**Written problem**
Everything from the line that contains "Output a JSON" through the final line of the records should be written out exactly, and nothing outside that span.

**Information provided**
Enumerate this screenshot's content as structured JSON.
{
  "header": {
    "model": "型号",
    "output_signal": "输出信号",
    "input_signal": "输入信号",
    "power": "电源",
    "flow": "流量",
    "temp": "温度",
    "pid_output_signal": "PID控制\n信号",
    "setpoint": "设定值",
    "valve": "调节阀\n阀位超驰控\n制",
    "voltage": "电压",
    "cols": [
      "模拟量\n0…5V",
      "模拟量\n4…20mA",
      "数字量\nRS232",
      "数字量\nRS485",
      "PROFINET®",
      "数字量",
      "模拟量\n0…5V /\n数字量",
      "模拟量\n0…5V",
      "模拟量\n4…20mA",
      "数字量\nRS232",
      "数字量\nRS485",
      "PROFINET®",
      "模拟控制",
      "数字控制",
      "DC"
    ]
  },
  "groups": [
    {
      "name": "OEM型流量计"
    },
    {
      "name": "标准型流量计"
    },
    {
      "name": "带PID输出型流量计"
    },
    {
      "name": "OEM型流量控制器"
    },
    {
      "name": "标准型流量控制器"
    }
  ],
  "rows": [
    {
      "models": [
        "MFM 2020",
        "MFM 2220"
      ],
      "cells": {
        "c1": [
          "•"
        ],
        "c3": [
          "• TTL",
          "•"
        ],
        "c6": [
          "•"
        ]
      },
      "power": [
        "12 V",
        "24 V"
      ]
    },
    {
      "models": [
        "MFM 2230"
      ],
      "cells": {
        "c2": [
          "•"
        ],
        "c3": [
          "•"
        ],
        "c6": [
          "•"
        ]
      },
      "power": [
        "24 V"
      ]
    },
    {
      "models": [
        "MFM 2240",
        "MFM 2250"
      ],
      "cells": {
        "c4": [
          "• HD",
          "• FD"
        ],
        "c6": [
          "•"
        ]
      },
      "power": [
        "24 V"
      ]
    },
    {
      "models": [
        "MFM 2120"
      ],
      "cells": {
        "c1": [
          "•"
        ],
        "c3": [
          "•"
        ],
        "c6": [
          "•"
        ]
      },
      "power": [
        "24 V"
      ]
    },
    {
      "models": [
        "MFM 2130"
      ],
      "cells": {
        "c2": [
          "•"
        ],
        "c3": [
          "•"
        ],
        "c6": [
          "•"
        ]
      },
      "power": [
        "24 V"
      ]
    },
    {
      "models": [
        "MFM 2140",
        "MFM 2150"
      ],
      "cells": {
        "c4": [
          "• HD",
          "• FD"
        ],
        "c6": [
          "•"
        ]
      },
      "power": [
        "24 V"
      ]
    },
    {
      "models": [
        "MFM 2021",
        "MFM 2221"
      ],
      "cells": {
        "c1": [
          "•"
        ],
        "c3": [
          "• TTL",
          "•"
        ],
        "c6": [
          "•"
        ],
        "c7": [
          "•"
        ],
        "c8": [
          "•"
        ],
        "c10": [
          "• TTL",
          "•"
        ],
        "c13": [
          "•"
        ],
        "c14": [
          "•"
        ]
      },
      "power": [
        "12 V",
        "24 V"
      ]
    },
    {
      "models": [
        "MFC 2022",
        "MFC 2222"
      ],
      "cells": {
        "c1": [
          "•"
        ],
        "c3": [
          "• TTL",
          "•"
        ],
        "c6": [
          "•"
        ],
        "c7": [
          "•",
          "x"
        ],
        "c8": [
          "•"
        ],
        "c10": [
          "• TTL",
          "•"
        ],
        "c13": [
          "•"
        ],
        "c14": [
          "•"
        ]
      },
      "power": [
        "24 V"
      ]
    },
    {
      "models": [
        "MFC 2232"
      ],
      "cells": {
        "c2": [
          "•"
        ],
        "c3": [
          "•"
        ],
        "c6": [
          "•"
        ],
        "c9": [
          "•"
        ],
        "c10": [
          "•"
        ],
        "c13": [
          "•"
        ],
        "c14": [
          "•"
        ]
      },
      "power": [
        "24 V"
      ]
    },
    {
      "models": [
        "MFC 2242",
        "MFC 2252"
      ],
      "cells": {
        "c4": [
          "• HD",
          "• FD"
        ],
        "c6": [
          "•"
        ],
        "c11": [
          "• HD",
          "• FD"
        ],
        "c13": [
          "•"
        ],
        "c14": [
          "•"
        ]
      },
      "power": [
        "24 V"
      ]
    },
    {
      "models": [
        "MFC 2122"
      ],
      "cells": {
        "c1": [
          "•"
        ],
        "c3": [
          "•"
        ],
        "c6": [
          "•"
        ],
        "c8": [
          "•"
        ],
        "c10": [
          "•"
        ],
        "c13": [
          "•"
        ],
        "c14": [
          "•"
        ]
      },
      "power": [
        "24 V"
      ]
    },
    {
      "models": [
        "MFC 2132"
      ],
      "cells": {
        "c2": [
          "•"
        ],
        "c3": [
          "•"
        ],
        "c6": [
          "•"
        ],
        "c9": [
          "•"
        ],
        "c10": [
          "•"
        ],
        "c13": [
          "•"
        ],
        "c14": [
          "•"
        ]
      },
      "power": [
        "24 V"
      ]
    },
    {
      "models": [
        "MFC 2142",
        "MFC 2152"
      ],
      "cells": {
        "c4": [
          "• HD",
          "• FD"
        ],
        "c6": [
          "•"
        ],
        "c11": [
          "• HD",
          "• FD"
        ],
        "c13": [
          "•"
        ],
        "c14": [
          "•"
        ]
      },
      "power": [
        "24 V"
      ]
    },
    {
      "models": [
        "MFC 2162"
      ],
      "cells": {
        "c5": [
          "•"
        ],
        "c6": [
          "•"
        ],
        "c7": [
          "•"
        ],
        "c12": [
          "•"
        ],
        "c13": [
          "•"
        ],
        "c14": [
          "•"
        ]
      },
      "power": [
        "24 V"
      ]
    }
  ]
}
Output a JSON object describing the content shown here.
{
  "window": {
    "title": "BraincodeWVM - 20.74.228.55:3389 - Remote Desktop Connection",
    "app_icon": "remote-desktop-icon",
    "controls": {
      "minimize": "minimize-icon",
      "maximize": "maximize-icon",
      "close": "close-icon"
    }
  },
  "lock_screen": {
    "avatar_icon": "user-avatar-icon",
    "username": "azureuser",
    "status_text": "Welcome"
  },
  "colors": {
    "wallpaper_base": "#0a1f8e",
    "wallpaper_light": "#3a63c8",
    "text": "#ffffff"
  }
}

**Result of the exercise**
Output a JSON object describing the content shown here.
{
  "window": {
    "title": "BraincodeWVM - 20.74.228.55:3389 - Remote Desktop Connection",
    "app_icon": "remote-desktop-icon",
    "controls": {
      "minimize": "minimize-icon",
      "maximize": "maximize-icon",
      "close": "close-icon"
    }
  },
  "lock_screen": {
    "avatar_icon": "user-avatar-icon",
    "username": "azureuser",
    "status_text": "Welcome"
  },
  "colors": {
    "wallpaper_base": "#0a1f8e",
    "wallpaper_light": "#3a63c8",
    "text": "#ffffff"
  }
}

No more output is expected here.